● **YOUR GOAL**: Select the lines below containing the word "боевых".

● **ENTRIES SUPPLIED**:
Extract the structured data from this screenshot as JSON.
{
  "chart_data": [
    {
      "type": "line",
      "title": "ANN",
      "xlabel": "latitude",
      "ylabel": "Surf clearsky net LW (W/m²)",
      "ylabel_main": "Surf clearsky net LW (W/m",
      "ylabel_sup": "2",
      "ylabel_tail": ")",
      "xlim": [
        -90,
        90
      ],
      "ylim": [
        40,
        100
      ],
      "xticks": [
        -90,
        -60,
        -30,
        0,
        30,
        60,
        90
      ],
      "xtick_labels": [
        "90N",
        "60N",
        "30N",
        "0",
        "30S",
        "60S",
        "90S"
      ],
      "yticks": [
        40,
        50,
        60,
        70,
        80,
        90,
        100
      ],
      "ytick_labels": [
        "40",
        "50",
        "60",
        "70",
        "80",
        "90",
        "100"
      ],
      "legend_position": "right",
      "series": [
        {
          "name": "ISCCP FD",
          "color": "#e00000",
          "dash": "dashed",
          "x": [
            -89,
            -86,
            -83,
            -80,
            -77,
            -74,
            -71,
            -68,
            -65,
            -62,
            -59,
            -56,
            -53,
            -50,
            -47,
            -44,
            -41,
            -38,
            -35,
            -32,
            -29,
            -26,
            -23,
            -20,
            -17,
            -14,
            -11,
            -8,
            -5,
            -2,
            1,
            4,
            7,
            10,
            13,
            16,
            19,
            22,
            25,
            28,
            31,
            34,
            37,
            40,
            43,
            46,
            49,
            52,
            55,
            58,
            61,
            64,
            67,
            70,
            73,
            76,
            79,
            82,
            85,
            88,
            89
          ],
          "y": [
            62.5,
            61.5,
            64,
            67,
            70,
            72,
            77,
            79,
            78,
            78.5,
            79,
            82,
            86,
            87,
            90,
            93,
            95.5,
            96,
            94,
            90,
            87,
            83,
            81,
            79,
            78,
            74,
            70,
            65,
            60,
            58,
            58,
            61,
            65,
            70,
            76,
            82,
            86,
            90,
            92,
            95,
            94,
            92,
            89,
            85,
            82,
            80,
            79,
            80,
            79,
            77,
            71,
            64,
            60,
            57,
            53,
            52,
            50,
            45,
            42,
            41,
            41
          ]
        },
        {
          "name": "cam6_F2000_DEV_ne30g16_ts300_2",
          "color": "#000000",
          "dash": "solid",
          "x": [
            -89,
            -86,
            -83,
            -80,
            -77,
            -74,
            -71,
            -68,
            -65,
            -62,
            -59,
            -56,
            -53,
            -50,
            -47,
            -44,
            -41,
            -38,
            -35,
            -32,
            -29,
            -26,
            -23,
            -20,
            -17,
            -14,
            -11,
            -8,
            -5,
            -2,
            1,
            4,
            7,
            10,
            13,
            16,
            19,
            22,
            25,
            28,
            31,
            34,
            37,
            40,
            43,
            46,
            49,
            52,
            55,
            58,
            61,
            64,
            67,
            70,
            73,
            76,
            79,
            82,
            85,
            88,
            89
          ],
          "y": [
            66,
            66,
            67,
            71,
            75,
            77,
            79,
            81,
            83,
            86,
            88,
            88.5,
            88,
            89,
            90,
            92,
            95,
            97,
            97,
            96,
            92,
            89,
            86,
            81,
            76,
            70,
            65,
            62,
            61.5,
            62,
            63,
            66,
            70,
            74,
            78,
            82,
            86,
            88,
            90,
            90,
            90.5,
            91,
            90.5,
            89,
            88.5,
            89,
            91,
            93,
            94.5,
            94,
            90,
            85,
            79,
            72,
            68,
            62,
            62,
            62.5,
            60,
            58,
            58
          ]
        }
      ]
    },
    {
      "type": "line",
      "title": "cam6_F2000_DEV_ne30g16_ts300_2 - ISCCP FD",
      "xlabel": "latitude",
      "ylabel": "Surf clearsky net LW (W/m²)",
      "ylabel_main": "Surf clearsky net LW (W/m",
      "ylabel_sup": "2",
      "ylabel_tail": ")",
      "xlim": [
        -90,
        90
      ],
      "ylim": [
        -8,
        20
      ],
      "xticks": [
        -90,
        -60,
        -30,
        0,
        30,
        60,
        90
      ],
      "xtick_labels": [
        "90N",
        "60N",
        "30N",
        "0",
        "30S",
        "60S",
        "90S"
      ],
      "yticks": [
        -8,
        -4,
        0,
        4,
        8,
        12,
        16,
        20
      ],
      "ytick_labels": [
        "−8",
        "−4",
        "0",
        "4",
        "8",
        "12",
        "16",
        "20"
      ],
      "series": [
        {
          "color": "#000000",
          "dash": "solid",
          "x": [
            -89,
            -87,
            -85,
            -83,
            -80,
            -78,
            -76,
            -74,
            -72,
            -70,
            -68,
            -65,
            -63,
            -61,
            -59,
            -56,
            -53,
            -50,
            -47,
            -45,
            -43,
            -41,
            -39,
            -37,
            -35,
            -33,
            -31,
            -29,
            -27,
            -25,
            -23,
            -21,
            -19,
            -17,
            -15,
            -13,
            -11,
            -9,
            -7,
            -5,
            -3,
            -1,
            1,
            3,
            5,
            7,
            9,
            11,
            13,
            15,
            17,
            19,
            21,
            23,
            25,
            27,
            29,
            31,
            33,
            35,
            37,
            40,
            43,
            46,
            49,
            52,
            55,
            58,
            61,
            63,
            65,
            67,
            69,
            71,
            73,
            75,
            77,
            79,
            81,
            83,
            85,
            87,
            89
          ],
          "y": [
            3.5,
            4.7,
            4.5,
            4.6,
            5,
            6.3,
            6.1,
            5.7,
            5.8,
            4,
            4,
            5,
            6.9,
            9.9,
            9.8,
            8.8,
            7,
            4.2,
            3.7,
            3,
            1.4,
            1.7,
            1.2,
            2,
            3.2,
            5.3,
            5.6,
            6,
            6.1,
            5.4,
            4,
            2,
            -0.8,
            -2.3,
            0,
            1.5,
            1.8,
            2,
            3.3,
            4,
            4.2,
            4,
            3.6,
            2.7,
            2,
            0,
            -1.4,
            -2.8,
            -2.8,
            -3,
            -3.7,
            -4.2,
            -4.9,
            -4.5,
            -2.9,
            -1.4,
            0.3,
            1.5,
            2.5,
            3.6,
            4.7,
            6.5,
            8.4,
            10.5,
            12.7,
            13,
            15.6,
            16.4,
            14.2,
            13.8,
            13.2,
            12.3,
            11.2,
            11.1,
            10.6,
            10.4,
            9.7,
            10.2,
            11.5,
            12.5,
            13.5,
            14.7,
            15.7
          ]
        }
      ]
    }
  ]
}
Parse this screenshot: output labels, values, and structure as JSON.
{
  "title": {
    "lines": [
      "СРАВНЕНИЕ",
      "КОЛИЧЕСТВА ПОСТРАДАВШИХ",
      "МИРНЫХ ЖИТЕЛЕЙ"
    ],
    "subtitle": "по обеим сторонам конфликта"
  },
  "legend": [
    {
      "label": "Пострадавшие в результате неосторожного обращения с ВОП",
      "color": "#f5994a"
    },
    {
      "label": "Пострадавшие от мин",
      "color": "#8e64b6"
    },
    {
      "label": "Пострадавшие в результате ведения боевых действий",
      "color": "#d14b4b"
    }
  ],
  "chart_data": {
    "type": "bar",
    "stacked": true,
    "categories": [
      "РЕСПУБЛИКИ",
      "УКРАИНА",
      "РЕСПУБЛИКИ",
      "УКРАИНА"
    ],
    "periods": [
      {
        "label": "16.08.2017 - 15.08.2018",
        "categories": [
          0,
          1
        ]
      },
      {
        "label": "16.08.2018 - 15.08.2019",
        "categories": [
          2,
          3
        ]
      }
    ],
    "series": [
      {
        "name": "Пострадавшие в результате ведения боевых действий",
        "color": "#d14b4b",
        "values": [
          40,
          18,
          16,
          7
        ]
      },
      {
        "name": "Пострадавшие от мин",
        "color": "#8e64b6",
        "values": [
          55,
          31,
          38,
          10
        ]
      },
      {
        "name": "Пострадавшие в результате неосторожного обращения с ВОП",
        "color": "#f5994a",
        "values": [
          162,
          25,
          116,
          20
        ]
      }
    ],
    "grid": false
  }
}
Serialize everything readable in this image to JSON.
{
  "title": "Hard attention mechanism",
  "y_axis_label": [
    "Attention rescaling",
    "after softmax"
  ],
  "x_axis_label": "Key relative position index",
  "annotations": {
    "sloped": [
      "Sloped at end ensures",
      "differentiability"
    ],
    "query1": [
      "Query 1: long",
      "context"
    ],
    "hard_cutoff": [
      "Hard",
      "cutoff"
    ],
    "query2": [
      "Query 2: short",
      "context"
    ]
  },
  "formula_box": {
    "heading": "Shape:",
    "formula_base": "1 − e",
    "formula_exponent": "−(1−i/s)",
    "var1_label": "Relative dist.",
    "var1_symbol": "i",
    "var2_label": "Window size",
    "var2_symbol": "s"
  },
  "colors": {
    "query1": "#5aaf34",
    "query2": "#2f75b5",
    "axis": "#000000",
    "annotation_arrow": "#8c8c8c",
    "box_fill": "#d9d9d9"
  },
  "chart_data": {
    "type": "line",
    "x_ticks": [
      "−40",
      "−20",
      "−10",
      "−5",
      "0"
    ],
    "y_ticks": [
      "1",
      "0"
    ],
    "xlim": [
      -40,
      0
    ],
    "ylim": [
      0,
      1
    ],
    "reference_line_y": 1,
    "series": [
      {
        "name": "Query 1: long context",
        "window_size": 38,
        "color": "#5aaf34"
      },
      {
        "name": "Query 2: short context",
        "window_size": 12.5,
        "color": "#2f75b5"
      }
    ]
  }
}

● **COMPLETED TASK**:
      "label": "Пострадавшие в результате ведения боевых действий",
        "name": "Пострадавшие в результате ведения боевых действий",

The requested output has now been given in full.